This case arises from the placement of an outdoor advertising sign on property owned by appellee Mrs. Martha Christian. Alleging that the sign had been placed on her property without her authorization, appellee filed suit for injunctive and legal relief against appellants Courtesy Leasing, Inc. and Pinnacle Outdoor, Inc. The trial court granted appellee an interlocutory injunction against appellants' continuing trespass on her property and, pending further order, also directed appellants to deposit into its registry "all rents, fees, income or other monies generated from the operation of the sign." This appeal is from that order of the trial court.
Appellants concede that "[a] continuing trespass may be enjoined in equity. [Cit.]" Lanier v. Ocean Pond Fishing Club, 253 Ga. 549
, 550 (2) (322 SE2d 494
) (1984). All that they urge on appeal is that the trial court erred in directing them to deposit into its registry all of the "monies generated from the operation of the sign." In this state, however, every court has the power "[t] o control, in the furtherance of justice, the conduct of its officers and all other persons connected with a judicial proceeding before it, in every matter appertaining thereto. . . ." OCGA 15-1-3
(4). Pursuant to this statute, the courts of this state are given wide discretion in the management of the cases over which they preside. Atlanta Newspapers v. Grimes, 216 Ga. 74
, 79 (114 SE2d 421
) (1960). In this case, the entitlement as between appellee and appellants to any money received by virtue of the sign is in dispute. See OCGA 44-11-7
. We cannot say that, in ordering appellants to pay those monies into its registry, the trial court abused its discretion. Anderson v. Middleton, 263 Ga. 299 (430 SE2d 748) (1993)
. See also Anthony v. Anthony, 237 Ga. 872
, 875 (230 SE2d 752
) (1976) (appointment of a receiver).
Swift, Currie, McGhee & Hiers, Susan A. Dewberry, for appellants.

--

*What you need to do:* Name every earlier case that the court opinion above cites, along with the year given for each.

--

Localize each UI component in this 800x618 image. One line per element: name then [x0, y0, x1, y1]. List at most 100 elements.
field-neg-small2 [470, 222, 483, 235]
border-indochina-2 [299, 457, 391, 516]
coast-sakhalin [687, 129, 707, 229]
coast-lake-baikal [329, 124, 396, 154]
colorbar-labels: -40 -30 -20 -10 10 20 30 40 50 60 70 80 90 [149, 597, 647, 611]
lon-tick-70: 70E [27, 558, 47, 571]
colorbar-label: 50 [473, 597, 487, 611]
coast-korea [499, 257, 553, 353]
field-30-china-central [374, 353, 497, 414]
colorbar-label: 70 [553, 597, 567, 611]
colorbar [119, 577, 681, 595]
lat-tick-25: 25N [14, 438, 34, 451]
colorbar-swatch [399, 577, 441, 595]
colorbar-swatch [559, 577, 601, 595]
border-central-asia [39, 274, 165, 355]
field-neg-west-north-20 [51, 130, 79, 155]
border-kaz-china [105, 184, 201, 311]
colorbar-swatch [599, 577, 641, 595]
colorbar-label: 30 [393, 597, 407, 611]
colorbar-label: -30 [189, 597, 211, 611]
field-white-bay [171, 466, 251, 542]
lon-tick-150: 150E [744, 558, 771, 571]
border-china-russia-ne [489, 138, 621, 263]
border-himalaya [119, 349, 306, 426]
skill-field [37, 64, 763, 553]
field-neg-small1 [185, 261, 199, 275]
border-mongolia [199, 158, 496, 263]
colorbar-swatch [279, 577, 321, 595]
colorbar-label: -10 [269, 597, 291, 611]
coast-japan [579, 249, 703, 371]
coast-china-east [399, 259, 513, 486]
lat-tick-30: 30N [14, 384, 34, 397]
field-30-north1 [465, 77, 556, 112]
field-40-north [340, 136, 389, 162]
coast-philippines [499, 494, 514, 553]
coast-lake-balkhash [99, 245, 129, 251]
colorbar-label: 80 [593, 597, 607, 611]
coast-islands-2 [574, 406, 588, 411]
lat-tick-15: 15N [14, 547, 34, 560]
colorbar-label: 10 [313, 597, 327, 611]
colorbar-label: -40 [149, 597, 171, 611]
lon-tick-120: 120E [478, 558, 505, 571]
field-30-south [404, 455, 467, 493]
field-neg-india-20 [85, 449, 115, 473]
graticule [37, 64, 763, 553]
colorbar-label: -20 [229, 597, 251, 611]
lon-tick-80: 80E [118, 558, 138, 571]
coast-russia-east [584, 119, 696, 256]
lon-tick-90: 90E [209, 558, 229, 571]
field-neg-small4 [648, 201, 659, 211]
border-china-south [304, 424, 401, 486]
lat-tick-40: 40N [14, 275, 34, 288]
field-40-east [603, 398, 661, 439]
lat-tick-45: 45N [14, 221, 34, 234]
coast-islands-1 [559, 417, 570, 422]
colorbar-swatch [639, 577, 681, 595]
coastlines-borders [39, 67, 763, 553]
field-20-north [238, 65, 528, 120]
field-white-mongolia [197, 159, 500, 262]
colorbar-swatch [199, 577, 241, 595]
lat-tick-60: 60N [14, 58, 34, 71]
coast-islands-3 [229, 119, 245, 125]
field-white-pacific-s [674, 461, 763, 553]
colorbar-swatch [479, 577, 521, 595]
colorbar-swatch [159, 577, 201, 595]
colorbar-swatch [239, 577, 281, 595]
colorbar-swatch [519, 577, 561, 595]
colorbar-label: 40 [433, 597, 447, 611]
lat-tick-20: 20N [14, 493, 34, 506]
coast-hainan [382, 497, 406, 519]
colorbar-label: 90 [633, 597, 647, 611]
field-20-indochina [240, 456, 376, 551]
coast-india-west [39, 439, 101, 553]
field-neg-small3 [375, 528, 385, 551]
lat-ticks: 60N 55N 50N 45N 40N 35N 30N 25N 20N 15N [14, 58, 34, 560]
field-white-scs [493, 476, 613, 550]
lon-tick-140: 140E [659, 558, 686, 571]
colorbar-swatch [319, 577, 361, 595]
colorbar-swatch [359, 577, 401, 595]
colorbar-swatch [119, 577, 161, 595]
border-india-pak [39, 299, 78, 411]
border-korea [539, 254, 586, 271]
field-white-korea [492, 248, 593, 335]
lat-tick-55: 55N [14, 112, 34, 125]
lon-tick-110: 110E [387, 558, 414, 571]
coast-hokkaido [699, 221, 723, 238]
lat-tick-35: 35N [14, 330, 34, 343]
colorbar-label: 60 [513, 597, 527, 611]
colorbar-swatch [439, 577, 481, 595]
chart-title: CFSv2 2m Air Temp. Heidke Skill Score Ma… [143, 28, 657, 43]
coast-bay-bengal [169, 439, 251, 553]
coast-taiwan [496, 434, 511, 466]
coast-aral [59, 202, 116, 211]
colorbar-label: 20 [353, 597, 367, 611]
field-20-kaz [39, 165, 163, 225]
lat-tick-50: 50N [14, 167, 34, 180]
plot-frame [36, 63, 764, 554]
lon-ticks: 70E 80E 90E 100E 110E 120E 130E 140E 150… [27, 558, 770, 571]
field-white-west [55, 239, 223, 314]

--

*Exercise output:*
Lanier v. Ocean Pond Fishing Club (1984)
Atlanta Newspapers v. Grimes (1960)
Anderson v. Middleton (1993)
Anthony v. Anthony (1976)